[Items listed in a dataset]
▬▬▬▬▬▬

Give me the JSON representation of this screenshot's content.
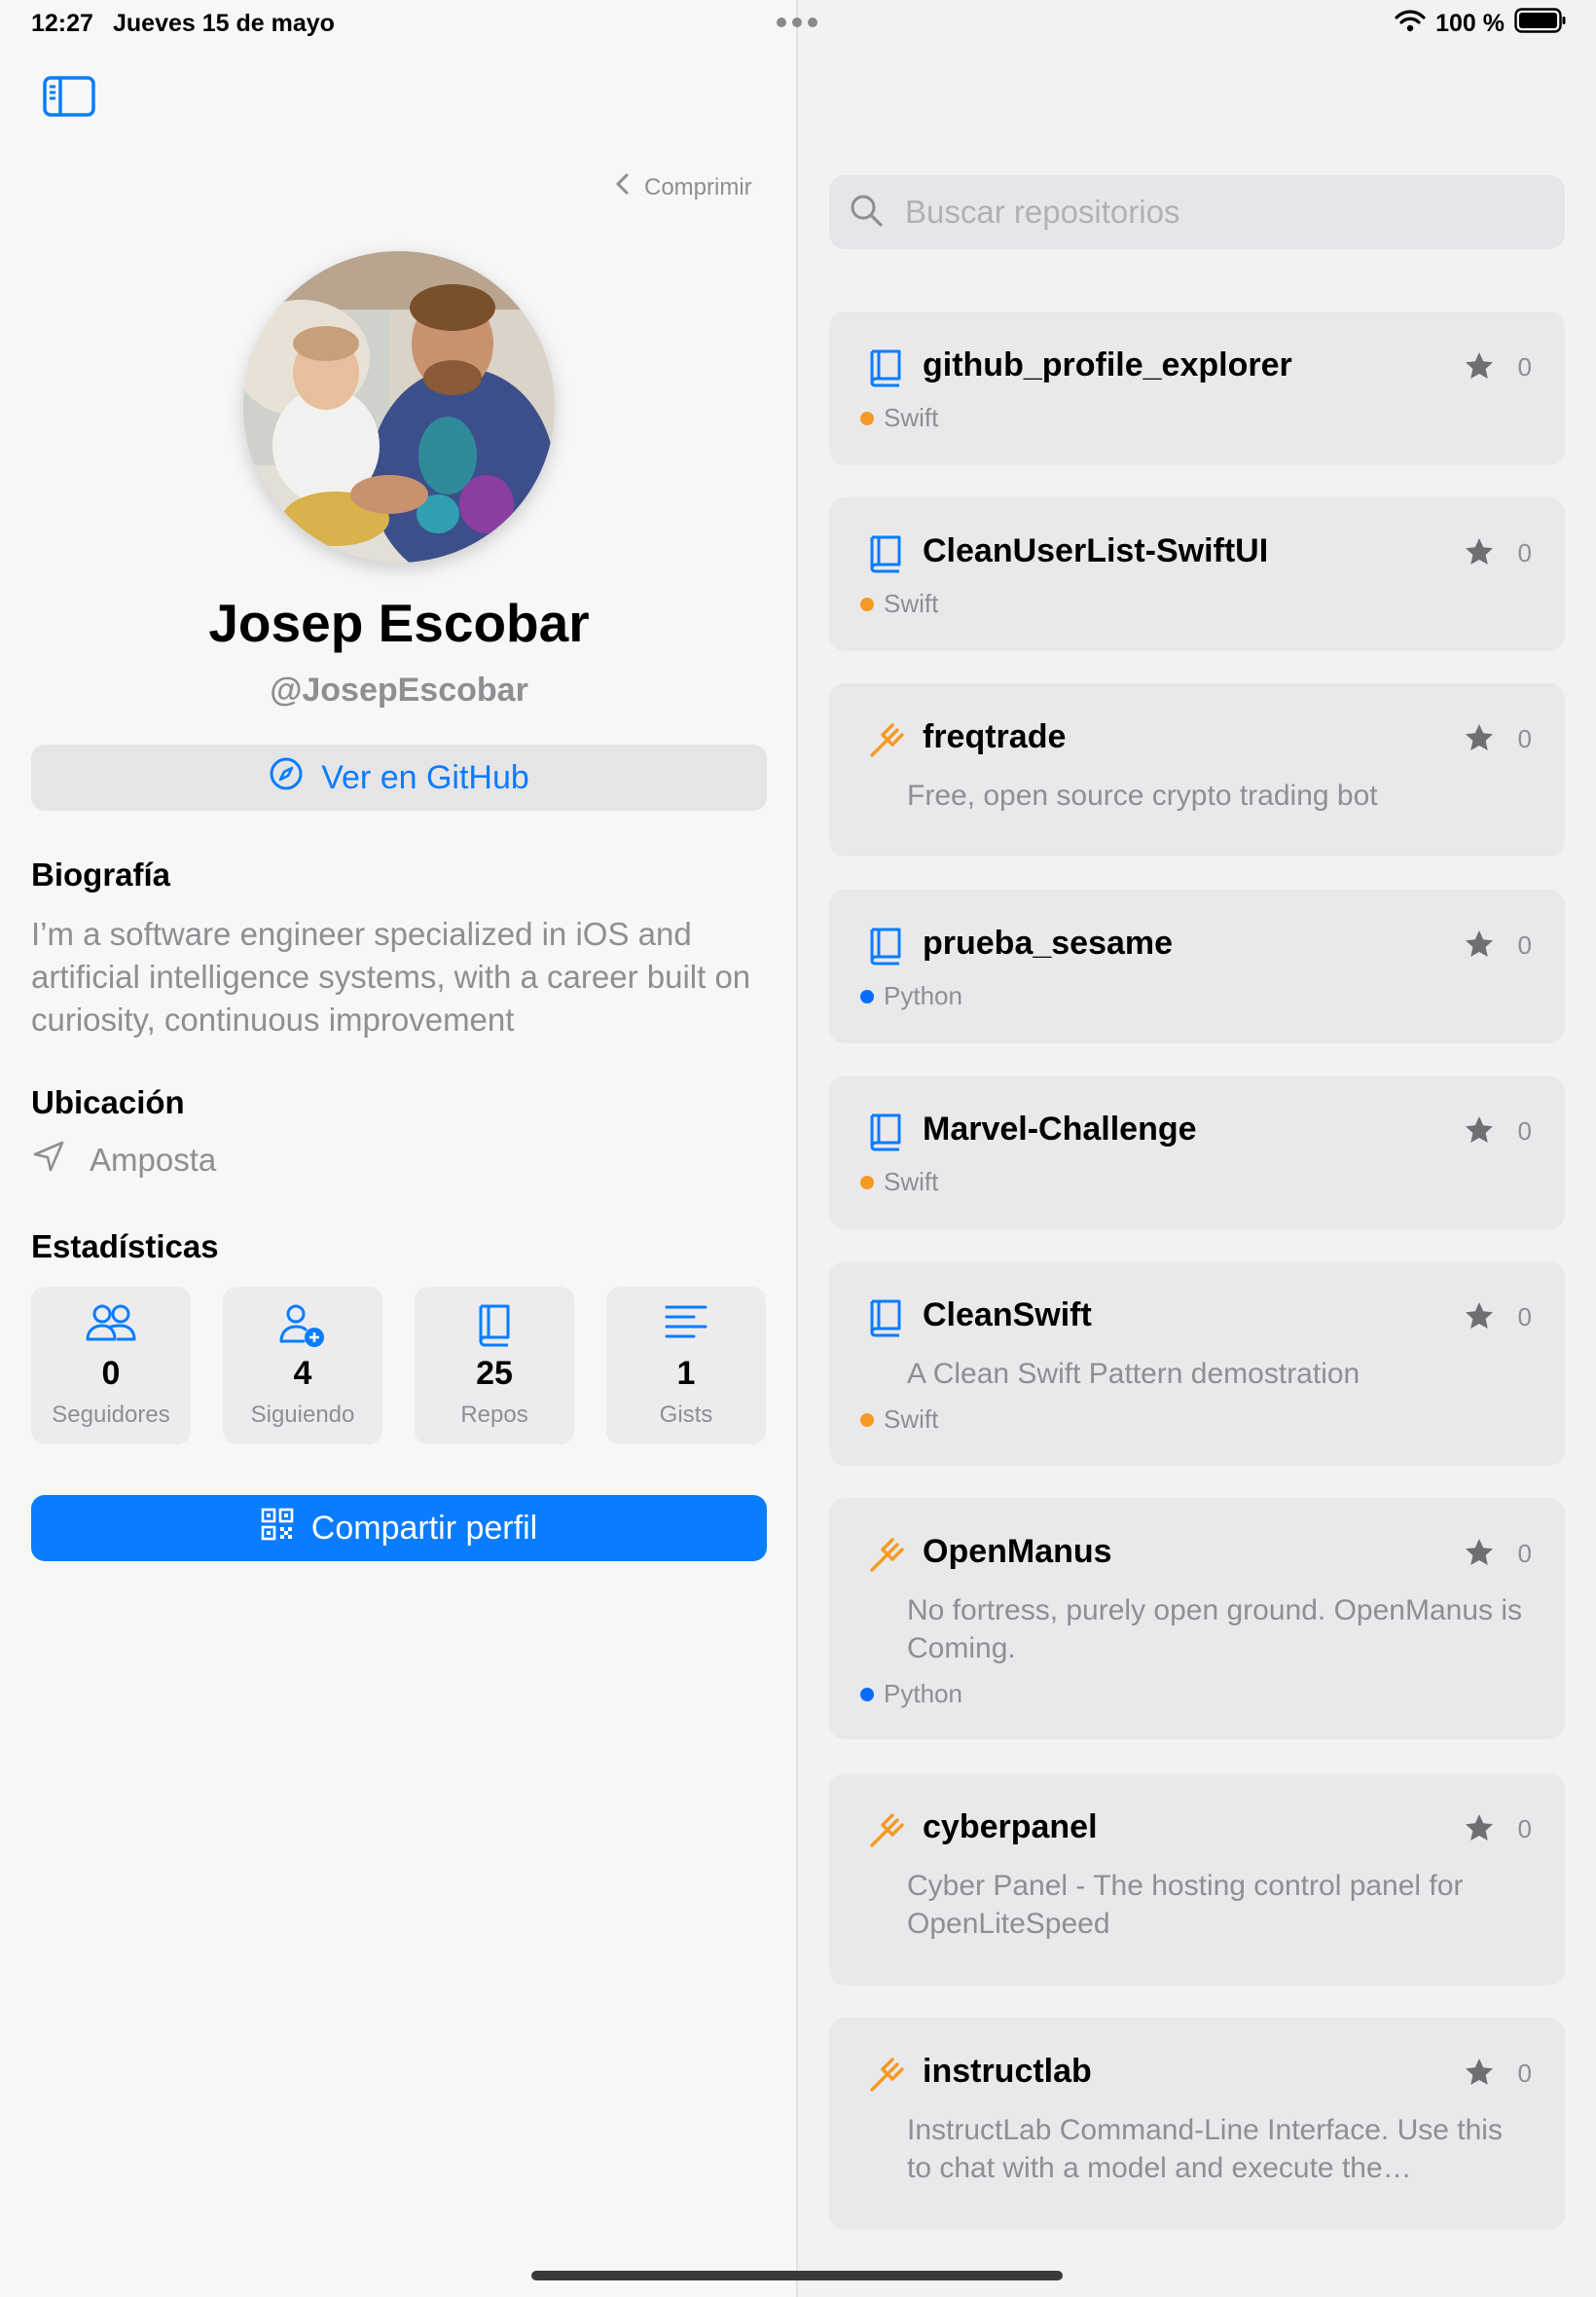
{
  "status_bar": {
    "time": "12:27",
    "date": "Jueves 15 de mayo",
    "battery": "100 %"
  },
  "profile": {
    "collapse_label": "Comprimir",
    "name": "Josep Escobar",
    "handle": "@JosepEscobar",
    "github_button_label": "Ver en GitHub",
    "bio_title": "Biografía",
    "bio": "I’m a software engineer specialized in iOS and artificial intelligence systems, with a career built on curiosity, continuous improvement",
    "location_title": "Ubicación",
    "location": "Amposta",
    "stats_title": "Estadísticas",
    "stats": [
      {
        "value": "0",
        "label": "Seguidores",
        "icon": "people-icon"
      },
      {
        "value": "4",
        "label": "Siguiendo",
        "icon": "person-add-icon"
      },
      {
        "value": "25",
        "label": "Repos",
        "icon": "book-icon"
      },
      {
        "value": "1",
        "label": "Gists",
        "icon": "lines-icon"
      }
    ],
    "share_button_label": "Compartir perfil"
  },
  "search": {
    "placeholder": "Buscar repositorios"
  },
  "repos": [
    {
      "name": "github_profile_explorer",
      "stars": "0",
      "icon": "book-icon",
      "description": "",
      "language": "Swift"
    },
    {
      "name": "CleanUserList-SwiftUI",
      "stars": "0",
      "icon": "book-icon",
      "description": "",
      "language": "Swift"
    },
    {
      "name": "freqtrade",
      "stars": "0",
      "icon": "fork-icon",
      "description": "Free, open source crypto trading bot",
      "language": ""
    },
    {
      "name": "prueba_sesame",
      "stars": "0",
      "icon": "book-icon",
      "description": "",
      "language": "Python"
    },
    {
      "name": "Marvel-Challenge",
      "stars": "0",
      "icon": "book-icon",
      "description": "",
      "language": "Swift"
    },
    {
      "name": "CleanSwift",
      "stars": "0",
      "icon": "book-icon",
      "description": "A Clean Swift Pattern demostration",
      "language": "Swift"
    },
    {
      "name": "OpenManus",
      "stars": "0",
      "icon": "fork-icon",
      "description": "No fortress, purely open ground.  OpenManus is Coming.",
      "language": "Python"
    },
    {
      "name": "cyberpanel",
      "stars": "0",
      "icon": "fork-icon",
      "description": "Cyber Panel - The hosting control panel for OpenLiteSpeed",
      "language": ""
    },
    {
      "name": "instructlab",
      "stars": "0",
      "icon": "fork-icon",
      "description": "InstructLab Command-Line Interface.  Use this to chat with a model and execute the InstructLab workflow to train a model using custom taxonomy data.",
      "language": ""
    }
  ],
  "colors": {
    "accent": "#0a7cff",
    "fork": "#f59a23",
    "swift": "#f59a23",
    "python": "#0a6cff"
  }
}
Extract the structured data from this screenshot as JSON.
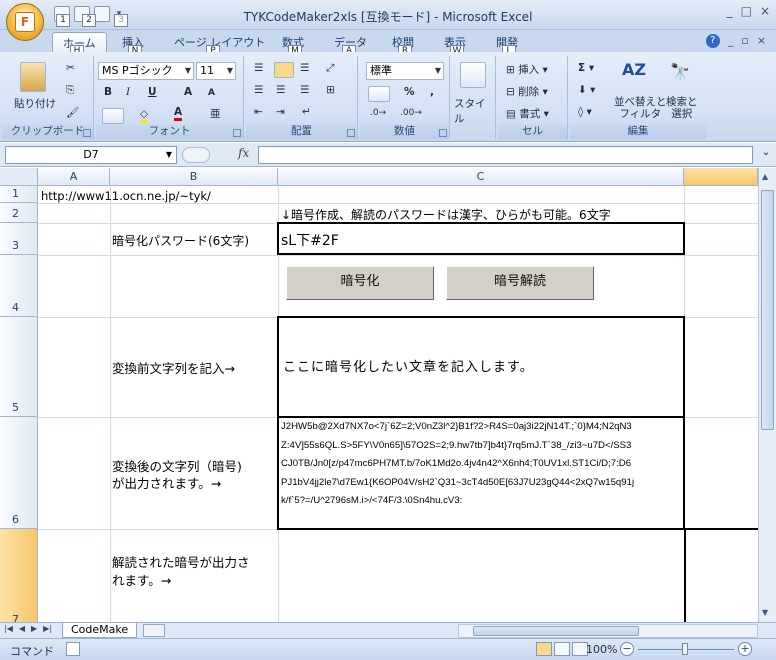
{
  "window": {
    "title": "TYKCodeMaker2xls [互換モード] - Microsoft Excel",
    "controls": [
      "_",
      "□",
      "×"
    ]
  },
  "key_tips": {
    "qat1": "1",
    "qat2": "2",
    "qat3": "3",
    "office": "F"
  },
  "ribbon_tabs": [
    {
      "label": "ホーム",
      "key": "H"
    },
    {
      "label": "挿入",
      "key": "N"
    },
    {
      "label": "ページ レイアウト",
      "key": "P"
    },
    {
      "label": "数式",
      "key": "M"
    },
    {
      "label": "データ",
      "key": "A"
    },
    {
      "label": "校閲",
      "key": "R"
    },
    {
      "label": "表示",
      "key": "W"
    },
    {
      "label": "開発",
      "key": "L"
    }
  ],
  "ribbon": {
    "clipboard": {
      "label": "クリップボード",
      "paste": "貼り付け"
    },
    "font": {
      "label": "フォント",
      "name": "MS Pゴシック",
      "size": "11",
      "bold": "B",
      "italic": "I",
      "underline": "U",
      "grow": "A",
      "shrink": "A"
    },
    "alignment": {
      "label": "配置"
    },
    "number": {
      "label": "数値",
      "format": "標準",
      "percent": "%",
      "comma": ","
    },
    "style": {
      "label": "スタイル"
    },
    "cells": {
      "label": "セル",
      "insert": "挿入",
      "delete": "削除",
      "format": "書式"
    },
    "editing": {
      "label": "編集",
      "sum": "Σ",
      "sort_filter": "並べ替えと\nフィルタ",
      "find_select": "検索と\n選択"
    }
  },
  "formula_bar": {
    "name_box": "D7",
    "fx": "fx",
    "content": ""
  },
  "columns": [
    "A",
    "B",
    "C"
  ],
  "rows": [
    "1",
    "2",
    "3",
    "4",
    "5",
    "6",
    "7"
  ],
  "cells": {
    "a1": "http://www11.ocn.ne.jp/~tyk/",
    "c2": "↓暗号作成、解読のパスワードは漢字、ひらがも可能。6文字",
    "b3": "暗号化パスワード(6文字)",
    "c3": "sL下#2F",
    "b5": "変換前文字列を記入→",
    "c5": "ここに暗号化したい文章を記入します。",
    "b6_line1": "変換後の文字列（暗号)",
    "b6_line2": "が出力されます。→",
    "c6": "J2HW5b@2Xd7NX7o<7j`6Z=2;V0nZ3l^2}B1f?2>R4S=0aj3i22jN14T.;`0}M4;N2qN3\nZ:4V]55s6QL.S>5FY\\V0n65]\\57O2S=2;9.hw7tb7]b4t}7rq5mJ.T`38_/zi3~u7D</SS3\nCJ0TB/Jn0[z/p47mc6PH7MT.b/7oK1Md2o.4jv4n42^X6nh4;T0UV1xl.ST1Ci/D;7:D6\nPJ1bV4jj2le7\\d7Ew1{K6OP04V/sH2`Q31~3cT4d50E[63J7U23gQ44<2xQ7w15q91j\nk/f`5?=/U^2796sM.i>/<74F/3.\\0Sn4hu.cV3:",
    "b7_line1": "解読された暗号が出力さ",
    "b7_line2": "れます。→"
  },
  "buttons": {
    "encrypt": "暗号化",
    "decrypt": "暗号解読"
  },
  "sheet_tabs": [
    "CodeMake"
  ],
  "status": {
    "mode": "コマンド",
    "zoom": "100%"
  }
}
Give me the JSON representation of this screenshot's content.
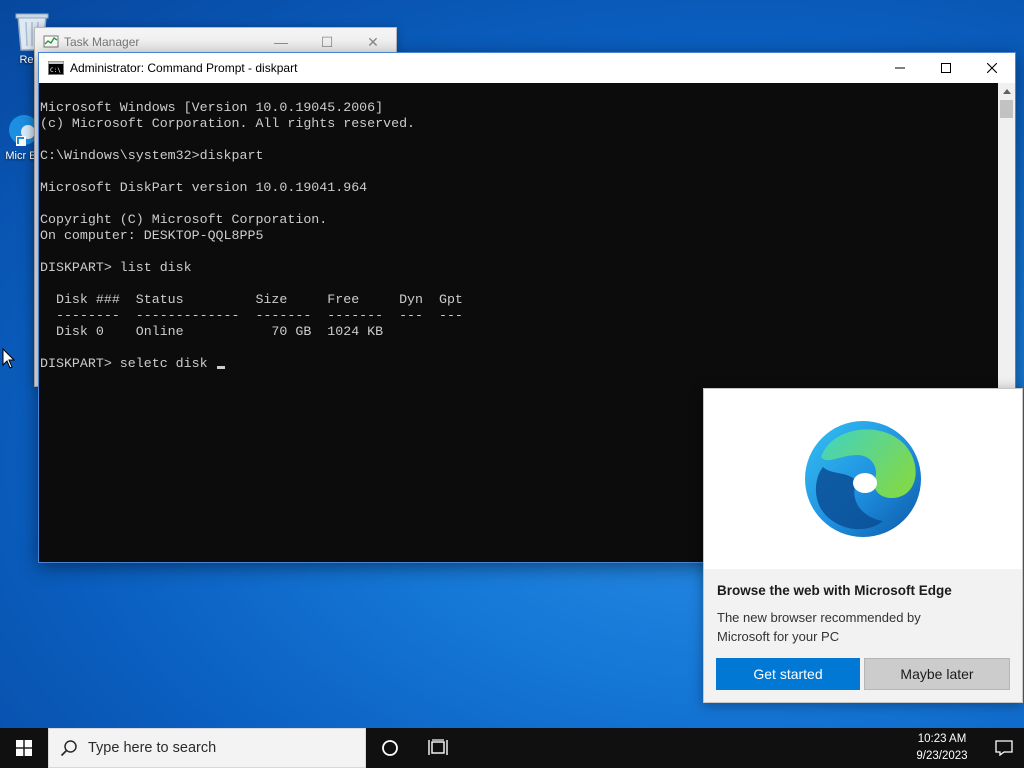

▬▬▬▬▬▬

What is expected
Take the listing above and print it exactly, apart from the pictures.

Result of this task
Give me the JSON representation of this screenshot's content.
{
  "status_bar": {
    "time": "12:27",
    "date": "Jueves 15 de mayo",
    "battery": "100 %"
  },
  "profile": {
    "collapse_label": "Comprimir",
    "name": "Josep Escobar",
    "handle": "@JosepEscobar",
    "github_button_label": "Ver en GitHub",
    "bio_title": "Biografía",
    "bio": "I’m a software engineer specialized in iOS and artificial intelligence systems, with a career built on curiosity, continuous improvement",
    "location_title": "Ubicación",
    "location": "Amposta",
    "stats_title": "Estadísticas",
    "stats": [
      {
        "value": "0",
        "label": "Seguidores",
        "icon": "people-icon"
      },
      {
        "value": "4",
        "label": "Siguiendo",
        "icon": "person-add-icon"
      },
      {
        "value": "25",
        "label": "Repos",
        "icon": "book-icon"
      },
      {
        "value": "1",
        "label": "Gists",
        "icon": "lines-icon"
      }
    ],
    "share_button_label": "Compartir perfil"
  },
  "search": {
    "placeholder": "Buscar repositorios"
  },
  "repos": [
    {
      "name": "github_profile_explorer",
      "stars": "0",
      "icon": "book-icon",
      "description": "",
      "language": "Swift"
    },
    {
      "name": "CleanUserList-SwiftUI",
      "stars": "0",
      "icon": "book-icon",
      "description": "",
      "language": "Swift"
    },
    {
      "name": "freqtrade",
      "stars": "0",
      "icon": "fork-icon",
      "description": "Free, open source crypto trading bot",
      "language": ""
    },
    {
      "name": "prueba_sesame",
      "stars": "0",
      "icon": "book-icon",
      "description": "",
      "language": "Python"
    },
    {
      "name": "Marvel-Challenge",
      "stars": "0",
      "icon": "book-icon",
      "description": "",
      "language": "Swift"
    },
    {
      "name": "CleanSwift",
      "stars": "0",
      "icon": "book-icon",
      "description": "A Clean Swift Pattern demostration",
      "language": "Swift"
    },
    {
      "name": "OpenManus",
      "stars": "0",
      "icon": "fork-icon",
      "description": "No fortress, purely open ground.  OpenManus is Coming.",
      "language": "Python"
    },
    {
      "name": "cyberpanel",
      "stars": "0",
      "icon": "fork-icon",
      "description": "Cyber Panel - The hosting control panel for OpenLiteSpeed",
      "language": ""
    },
    {
      "name": "instructlab",
      "stars": "0",
      "icon": "fork-icon",
      "description": "InstructLab Command-Line Interface.  Use this to chat with a model and execute the InstructLab workflow to train a model using custom taxonomy data.",
      "language": ""
    }
  ],
  "colors": {
    "accent": "#0a7cff",
    "fork": "#f59a23",
    "swift": "#f59a23",
    "python": "#0a6cff"
  }
}
Extract the structured data from this screenshot as JSON.
{
  "window": {
    "title": "TYKCodeMaker2xls [互換モード] - Microsoft Excel",
    "controls": [
      "_",
      "□",
      "×"
    ]
  },
  "key_tips": {
    "qat1": "1",
    "qat2": "2",
    "qat3": "3",
    "office": "F"
  },
  "ribbon_tabs": [
    {
      "label": "ホーム",
      "key": "H"
    },
    {
      "label": "挿入",
      "key": "N"
    },
    {
      "label": "ページ レイアウト",
      "key": "P"
    },
    {
      "label": "数式",
      "key": "M"
    },
    {
      "label": "データ",
      "key": "A"
    },
    {
      "label": "校閲",
      "key": "R"
    },
    {
      "label": "表示",
      "key": "W"
    },
    {
      "label": "開発",
      "key": "L"
    }
  ],
  "ribbon": {
    "clipboard": {
      "label": "クリップボード",
      "paste": "貼り付け"
    },
    "font": {
      "label": "フォント",
      "name": "MS Pゴシック",
      "size": "11",
      "bold": "B",
      "italic": "I",
      "underline": "U",
      "grow": "A",
      "shrink": "A"
    },
    "alignment": {
      "label": "配置"
    },
    "number": {
      "label": "数値",
      "format": "標準",
      "percent": "%",
      "comma": ","
    },
    "style": {
      "label": "スタイル"
    },
    "cells": {
      "label": "セル",
      "insert": "挿入",
      "delete": "削除",
      "format": "書式"
    },
    "editing": {
      "label": "編集",
      "sum": "Σ",
      "sort_filter": "並べ替えと\nフィルタ",
      "find_select": "検索と\n選択"
    }
  },
  "formula_bar": {
    "name_box": "D7",
    "fx": "fx",
    "content": ""
  },
  "columns": [
    "A",
    "B",
    "C"
  ],
  "rows": [
    "1",
    "2",
    "3",
    "4",
    "5",
    "6",
    "7"
  ],
  "cells": {
    "a1": "http://www11.ocn.ne.jp/~tyk/",
    "c2": "↓暗号作成、解読のパスワードは漢字、ひらがも可能。6文字",
    "b3": "暗号化パスワード(6文字)",
    "c3": "sL下#2F",
    "b5": "変換前文字列を記入→",
    "c5": "ここに暗号化したい文章を記入します。",
    "b6_line1": "変換後の文字列（暗号)",
    "b6_line2": "が出力されます。→",
    "c6": "J2HW5b@2Xd7NX7o<7j`6Z=2;V0nZ3l^2}B1f?2>R4S=0aj3i22jN14T.;`0}M4;N2qN3\nZ:4V]55s6QL.S>5FY\\V0n65]\\57O2S=2;9.hw7tb7]b4t}7rq5mJ.T`38_/zi3~u7D</SS3\nCJ0TB/Jn0[z/p47mc6PH7MT.b/7oK1Md2o.4jv4n42^X6nh4;T0UV1xl.ST1Ci/D;7:D6\nPJ1bV4jj2le7\\d7Ew1{K6OP04V/sH2`Q31~3cT4d50E[63J7U23gQ44<2xQ7w15q91j\nk/f`5?=/U^2796sM.i>/<74F/3.\\0Sn4hu.cV3:",
    "b7_line1": "解読された暗号が出力さ",
    "b7_line2": "れます。→"
  },
  "buttons": {
    "encrypt": "暗号化",
    "decrypt": "暗号解読"
  },
  "sheet_tabs": [
    "CodeMake"
  ],
  "status": {
    "mode": "コマンド",
    "zoom": "100%"
  }
}
Give me the JSON representation of this screenshot's content.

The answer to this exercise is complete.